→ DESCRIPTION OF THE TASK: Gather the lines that hold the string "object".
____ EXTRACTED RECORDS
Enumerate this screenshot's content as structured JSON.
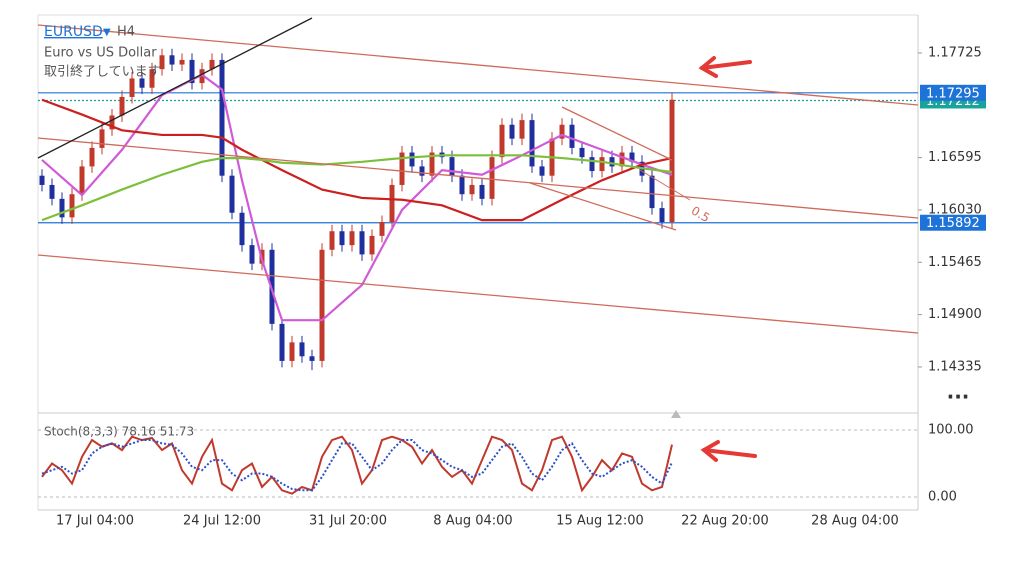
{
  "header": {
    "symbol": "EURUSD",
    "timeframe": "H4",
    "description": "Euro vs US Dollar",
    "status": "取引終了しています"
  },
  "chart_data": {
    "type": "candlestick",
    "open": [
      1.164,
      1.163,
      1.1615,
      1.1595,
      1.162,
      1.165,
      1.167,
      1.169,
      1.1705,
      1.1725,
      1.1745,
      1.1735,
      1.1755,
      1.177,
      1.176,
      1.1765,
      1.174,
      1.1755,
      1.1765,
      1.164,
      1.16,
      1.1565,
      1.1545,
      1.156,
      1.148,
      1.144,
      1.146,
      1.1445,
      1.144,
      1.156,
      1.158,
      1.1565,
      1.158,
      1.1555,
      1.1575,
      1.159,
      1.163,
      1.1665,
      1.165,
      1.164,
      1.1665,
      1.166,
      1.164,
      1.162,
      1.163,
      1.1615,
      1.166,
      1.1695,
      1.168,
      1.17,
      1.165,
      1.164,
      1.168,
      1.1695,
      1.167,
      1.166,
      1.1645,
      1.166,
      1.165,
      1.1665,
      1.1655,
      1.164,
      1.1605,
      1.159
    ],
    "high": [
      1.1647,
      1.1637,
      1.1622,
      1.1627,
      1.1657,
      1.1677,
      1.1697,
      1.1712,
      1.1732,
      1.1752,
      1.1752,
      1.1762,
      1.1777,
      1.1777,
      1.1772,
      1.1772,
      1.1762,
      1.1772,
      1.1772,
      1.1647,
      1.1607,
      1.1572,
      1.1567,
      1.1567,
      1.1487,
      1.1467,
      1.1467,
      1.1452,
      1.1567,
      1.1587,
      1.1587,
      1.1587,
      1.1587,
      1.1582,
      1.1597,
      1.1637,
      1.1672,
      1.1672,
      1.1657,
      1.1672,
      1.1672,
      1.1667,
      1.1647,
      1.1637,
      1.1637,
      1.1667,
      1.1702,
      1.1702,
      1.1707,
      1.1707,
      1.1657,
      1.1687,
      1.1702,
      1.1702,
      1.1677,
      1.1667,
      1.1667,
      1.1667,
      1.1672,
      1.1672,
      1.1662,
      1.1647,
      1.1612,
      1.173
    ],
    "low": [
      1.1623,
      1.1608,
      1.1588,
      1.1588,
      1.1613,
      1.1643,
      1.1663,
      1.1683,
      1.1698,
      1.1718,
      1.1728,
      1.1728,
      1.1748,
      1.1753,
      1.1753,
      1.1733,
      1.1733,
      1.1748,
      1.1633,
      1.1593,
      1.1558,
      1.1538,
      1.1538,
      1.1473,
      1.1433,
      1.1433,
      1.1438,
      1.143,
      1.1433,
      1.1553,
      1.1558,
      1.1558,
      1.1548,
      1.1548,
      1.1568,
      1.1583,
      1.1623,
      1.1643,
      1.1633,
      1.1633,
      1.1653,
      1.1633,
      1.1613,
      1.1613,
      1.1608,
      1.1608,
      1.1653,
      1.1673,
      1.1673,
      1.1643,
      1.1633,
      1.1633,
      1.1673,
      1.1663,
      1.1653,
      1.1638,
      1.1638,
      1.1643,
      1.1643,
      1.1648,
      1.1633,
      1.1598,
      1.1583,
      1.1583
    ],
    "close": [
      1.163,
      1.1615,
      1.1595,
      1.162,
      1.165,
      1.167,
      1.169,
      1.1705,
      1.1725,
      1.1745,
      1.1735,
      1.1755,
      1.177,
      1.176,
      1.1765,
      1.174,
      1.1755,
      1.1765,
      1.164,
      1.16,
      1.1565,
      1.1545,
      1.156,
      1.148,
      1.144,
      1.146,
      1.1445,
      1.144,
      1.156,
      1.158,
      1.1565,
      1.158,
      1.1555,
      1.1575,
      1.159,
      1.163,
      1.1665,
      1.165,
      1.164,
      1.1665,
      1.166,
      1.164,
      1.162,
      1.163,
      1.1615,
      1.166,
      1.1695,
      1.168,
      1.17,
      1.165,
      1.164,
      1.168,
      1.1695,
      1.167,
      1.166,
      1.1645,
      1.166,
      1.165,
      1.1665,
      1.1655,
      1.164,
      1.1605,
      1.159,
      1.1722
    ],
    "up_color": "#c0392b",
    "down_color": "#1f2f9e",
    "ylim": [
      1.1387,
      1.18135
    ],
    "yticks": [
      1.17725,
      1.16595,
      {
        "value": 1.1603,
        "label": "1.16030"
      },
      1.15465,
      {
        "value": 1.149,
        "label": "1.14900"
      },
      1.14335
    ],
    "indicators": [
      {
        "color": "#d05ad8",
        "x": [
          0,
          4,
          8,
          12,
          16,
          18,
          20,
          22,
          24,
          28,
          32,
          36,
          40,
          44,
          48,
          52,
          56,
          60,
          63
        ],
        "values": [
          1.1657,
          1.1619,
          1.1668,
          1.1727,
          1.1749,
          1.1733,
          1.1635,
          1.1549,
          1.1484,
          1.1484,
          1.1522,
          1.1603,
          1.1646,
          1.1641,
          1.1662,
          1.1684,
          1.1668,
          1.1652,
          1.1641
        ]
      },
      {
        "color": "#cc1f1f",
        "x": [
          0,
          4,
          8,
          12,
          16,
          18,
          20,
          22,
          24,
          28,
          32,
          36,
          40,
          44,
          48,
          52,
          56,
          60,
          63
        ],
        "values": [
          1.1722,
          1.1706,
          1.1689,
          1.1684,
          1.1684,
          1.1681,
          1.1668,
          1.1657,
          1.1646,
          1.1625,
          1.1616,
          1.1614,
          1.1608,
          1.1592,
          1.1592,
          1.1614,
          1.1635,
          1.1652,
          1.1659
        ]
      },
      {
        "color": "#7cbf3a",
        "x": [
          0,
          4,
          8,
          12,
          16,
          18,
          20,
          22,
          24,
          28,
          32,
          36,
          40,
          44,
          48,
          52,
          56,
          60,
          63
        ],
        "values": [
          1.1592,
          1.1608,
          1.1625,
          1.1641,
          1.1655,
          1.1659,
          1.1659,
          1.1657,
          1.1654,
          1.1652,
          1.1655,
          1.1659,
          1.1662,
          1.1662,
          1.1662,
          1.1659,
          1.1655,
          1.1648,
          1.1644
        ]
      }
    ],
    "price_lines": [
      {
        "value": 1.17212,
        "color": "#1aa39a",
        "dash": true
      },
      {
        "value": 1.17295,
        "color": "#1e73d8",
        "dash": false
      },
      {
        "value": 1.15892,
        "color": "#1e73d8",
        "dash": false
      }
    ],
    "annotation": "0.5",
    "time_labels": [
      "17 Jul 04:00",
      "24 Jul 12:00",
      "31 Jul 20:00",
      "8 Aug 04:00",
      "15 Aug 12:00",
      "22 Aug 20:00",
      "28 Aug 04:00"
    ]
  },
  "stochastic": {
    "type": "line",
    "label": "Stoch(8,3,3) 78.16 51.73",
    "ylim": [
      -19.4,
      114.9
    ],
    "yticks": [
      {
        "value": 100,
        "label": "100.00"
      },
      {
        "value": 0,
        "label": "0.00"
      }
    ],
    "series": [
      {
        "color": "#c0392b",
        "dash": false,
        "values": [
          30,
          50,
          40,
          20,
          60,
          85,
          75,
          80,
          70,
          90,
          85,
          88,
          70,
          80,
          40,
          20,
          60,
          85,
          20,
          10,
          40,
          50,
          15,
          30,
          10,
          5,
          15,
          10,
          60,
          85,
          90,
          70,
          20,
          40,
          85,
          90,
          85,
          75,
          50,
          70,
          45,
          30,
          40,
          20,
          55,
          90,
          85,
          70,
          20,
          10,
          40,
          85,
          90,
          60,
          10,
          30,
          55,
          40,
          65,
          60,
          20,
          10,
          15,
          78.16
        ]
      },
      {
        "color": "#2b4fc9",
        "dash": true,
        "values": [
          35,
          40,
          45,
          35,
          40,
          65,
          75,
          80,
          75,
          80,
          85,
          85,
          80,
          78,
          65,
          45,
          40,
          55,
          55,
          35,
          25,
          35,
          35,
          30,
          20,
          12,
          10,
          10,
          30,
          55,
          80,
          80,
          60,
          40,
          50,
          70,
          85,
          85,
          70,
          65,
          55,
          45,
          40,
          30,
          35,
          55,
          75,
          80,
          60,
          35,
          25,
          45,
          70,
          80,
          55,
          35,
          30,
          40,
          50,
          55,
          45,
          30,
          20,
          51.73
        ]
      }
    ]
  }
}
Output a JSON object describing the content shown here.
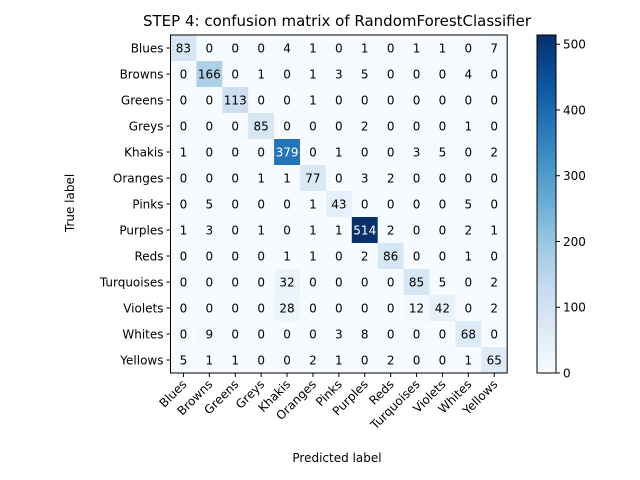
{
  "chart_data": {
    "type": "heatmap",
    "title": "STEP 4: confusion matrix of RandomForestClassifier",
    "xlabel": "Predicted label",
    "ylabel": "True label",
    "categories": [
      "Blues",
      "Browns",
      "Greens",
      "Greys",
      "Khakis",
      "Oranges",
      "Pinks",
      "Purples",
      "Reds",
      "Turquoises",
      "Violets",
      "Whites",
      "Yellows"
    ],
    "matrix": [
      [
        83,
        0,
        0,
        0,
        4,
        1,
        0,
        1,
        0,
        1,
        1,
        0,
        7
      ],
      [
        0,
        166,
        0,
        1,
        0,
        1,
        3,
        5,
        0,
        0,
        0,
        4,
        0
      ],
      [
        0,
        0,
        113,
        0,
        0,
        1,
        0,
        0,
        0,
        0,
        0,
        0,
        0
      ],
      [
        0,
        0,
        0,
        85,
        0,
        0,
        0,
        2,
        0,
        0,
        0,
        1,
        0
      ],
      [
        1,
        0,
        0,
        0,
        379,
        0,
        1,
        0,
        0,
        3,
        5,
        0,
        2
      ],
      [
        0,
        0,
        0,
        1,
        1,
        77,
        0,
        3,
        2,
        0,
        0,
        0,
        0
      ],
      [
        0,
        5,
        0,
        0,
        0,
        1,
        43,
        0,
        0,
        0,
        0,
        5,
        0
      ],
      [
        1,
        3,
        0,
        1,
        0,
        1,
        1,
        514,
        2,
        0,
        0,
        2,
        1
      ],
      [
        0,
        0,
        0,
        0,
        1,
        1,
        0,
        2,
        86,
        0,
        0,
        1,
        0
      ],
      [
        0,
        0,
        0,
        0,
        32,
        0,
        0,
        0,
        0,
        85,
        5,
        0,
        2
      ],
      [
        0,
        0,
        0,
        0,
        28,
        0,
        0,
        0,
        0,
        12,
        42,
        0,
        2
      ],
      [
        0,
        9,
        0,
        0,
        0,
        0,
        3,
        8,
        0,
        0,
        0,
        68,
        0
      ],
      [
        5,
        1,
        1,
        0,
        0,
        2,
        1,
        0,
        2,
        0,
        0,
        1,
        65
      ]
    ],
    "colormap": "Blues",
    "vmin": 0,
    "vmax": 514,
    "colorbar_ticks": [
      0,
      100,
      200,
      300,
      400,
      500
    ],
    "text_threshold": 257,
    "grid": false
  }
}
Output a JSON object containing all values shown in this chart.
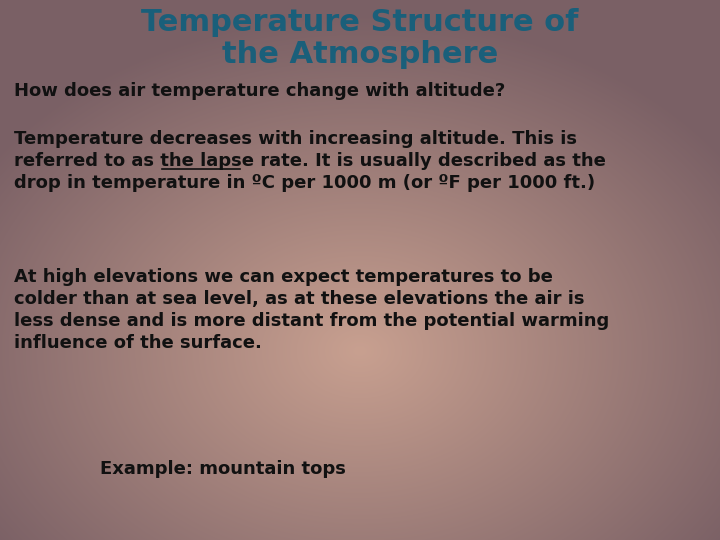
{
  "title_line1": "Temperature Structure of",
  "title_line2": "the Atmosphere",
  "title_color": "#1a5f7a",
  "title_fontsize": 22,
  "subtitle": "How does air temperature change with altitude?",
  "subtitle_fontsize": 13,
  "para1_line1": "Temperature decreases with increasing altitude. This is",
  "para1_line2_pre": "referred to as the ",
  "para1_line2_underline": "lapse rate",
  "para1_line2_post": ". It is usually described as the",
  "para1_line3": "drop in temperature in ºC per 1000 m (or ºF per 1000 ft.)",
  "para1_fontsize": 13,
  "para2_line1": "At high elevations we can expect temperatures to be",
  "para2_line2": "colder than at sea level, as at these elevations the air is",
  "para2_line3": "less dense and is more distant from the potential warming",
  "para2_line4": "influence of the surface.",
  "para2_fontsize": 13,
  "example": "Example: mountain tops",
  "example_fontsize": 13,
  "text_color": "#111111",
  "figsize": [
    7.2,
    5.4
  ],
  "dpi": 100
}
________
→ WRITTEN SOLUTION:
Output a JSON object describing the content shown here.
Output a JSON object containing all values shown in this chart.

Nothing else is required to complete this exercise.